Task directions |
Copy every line of the records below where the word "отчетном" occurs.
□ □ □ □ □
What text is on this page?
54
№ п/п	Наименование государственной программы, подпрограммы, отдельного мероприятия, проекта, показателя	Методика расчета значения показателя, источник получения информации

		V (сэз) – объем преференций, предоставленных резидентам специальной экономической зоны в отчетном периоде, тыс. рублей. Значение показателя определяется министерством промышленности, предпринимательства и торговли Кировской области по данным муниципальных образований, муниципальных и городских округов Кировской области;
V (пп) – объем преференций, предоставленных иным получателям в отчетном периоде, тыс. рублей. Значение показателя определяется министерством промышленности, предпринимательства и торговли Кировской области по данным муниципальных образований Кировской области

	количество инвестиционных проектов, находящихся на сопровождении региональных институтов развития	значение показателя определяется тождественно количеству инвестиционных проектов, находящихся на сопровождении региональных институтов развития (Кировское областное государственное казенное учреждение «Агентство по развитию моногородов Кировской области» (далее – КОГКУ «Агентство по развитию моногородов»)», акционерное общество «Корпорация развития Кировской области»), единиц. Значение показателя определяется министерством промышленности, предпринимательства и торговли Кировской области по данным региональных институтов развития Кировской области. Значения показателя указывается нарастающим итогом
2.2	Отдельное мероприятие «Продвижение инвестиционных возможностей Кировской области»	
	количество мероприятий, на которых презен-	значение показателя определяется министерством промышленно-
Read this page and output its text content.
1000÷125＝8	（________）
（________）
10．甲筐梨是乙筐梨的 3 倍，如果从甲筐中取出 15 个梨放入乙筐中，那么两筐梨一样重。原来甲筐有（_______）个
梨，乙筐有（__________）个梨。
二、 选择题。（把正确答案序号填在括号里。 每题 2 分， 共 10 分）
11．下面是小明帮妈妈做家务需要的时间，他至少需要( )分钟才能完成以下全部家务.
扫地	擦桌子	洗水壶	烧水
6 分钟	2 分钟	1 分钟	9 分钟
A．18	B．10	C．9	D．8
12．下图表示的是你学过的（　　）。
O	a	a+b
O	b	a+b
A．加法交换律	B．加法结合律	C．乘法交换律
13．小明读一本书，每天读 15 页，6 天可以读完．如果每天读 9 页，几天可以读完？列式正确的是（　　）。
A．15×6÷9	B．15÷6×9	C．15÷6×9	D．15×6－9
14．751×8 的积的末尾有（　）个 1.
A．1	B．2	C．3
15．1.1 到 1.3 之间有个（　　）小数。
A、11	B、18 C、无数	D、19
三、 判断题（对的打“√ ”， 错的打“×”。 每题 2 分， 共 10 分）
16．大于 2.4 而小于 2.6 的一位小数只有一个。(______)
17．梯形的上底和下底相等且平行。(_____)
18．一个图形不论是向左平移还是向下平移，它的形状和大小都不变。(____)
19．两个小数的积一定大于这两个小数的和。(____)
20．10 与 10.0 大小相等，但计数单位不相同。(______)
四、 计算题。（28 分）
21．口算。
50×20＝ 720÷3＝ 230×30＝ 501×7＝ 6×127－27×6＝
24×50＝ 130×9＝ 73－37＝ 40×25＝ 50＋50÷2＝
□ □ □ □ □
The answer |
		V (сэз) – объем преференций, предоставленных резидентам специальной экономической зоны в отчетном периоде, тыс. рублей. Значение показателя определяется министерством промышленности, предпринимательства и торговли Кировской области по данным муниципальных образований, муниципальных и городских округов Кировской области;
V (пп) – объем преференций, предоставленных иным получателям в отчетном периоде, тыс. рублей. Значение показателя определяется министерством промышленности, предпринимательства и торговли Кировской области по данным муниципальных образований Кировской области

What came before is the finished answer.